GOAL |
Copy the entries below exactly. Images do not belong in the copy.

** Start of THE RECORDS **

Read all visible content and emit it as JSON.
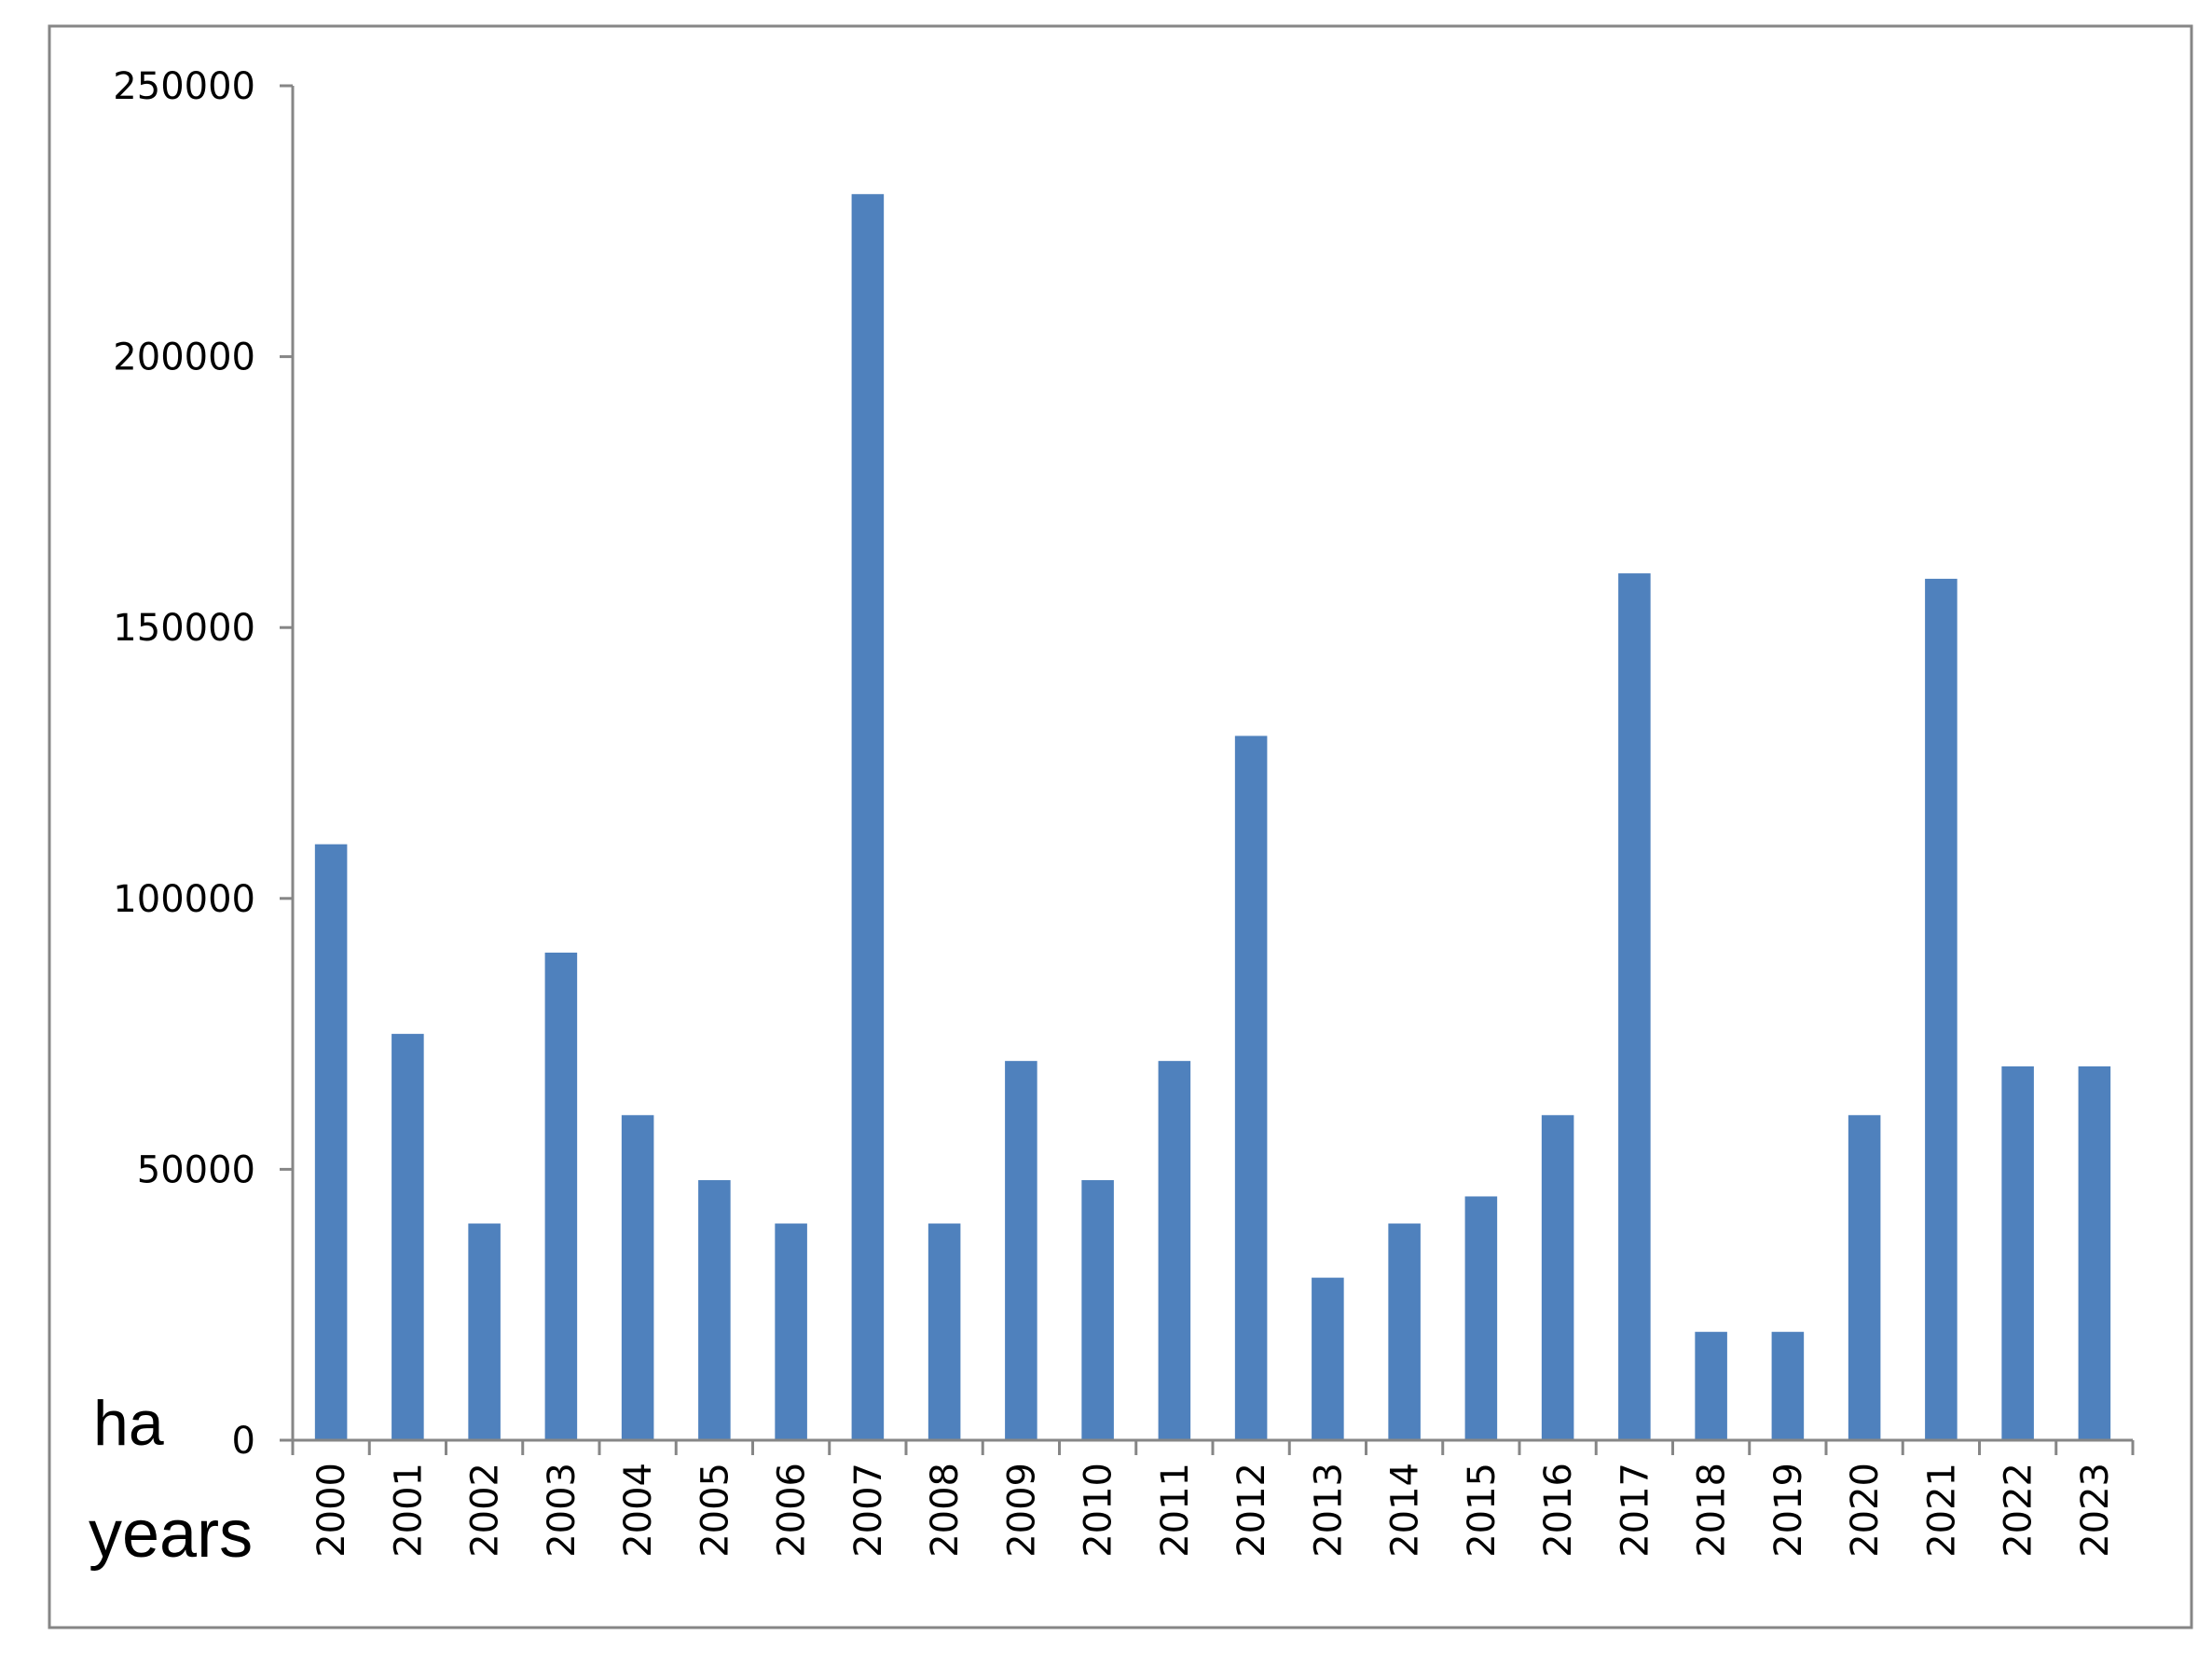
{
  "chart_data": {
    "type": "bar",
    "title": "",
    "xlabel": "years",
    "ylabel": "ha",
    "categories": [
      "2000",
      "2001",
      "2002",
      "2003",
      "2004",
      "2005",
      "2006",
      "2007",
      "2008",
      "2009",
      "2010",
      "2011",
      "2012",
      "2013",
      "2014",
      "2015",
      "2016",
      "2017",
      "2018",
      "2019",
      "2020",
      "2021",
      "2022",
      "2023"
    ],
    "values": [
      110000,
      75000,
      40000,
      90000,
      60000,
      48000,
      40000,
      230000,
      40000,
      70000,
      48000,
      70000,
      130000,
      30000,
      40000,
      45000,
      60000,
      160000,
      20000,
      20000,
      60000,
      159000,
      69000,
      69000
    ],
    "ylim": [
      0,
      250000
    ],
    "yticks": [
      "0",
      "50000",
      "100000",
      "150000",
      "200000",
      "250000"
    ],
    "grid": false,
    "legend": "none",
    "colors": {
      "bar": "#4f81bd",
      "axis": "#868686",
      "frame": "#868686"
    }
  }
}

** End of THE RECORDS **

EXERCISE RESPONSE |
Read all visible content and emit it as JSON.
{
  "chart_data": {
    "type": "bar",
    "title": "",
    "xlabel": "years",
    "ylabel": "ha",
    "categories": [
      "2000",
      "2001",
      "2002",
      "2003",
      "2004",
      "2005",
      "2006",
      "2007",
      "2008",
      "2009",
      "2010",
      "2011",
      "2012",
      "2013",
      "2014",
      "2015",
      "2016",
      "2017",
      "2018",
      "2019",
      "2020",
      "2021",
      "2022",
      "2023"
    ],
    "values": [
      110000,
      75000,
      40000,
      90000,
      60000,
      48000,
      40000,
      230000,
      40000,
      70000,
      48000,
      70000,
      130000,
      30000,
      40000,
      45000,
      60000,
      160000,
      20000,
      20000,
      60000,
      159000,
      69000,
      69000
    ],
    "ylim": [
      0,
      250000
    ],
    "yticks": [
      "0",
      "50000",
      "100000",
      "150000",
      "200000",
      "250000"
    ],
    "grid": false,
    "legend": "none",
    "colors": {
      "bar": "#4f81bd",
      "axis": "#868686",
      "frame": "#868686"
    }
  }
}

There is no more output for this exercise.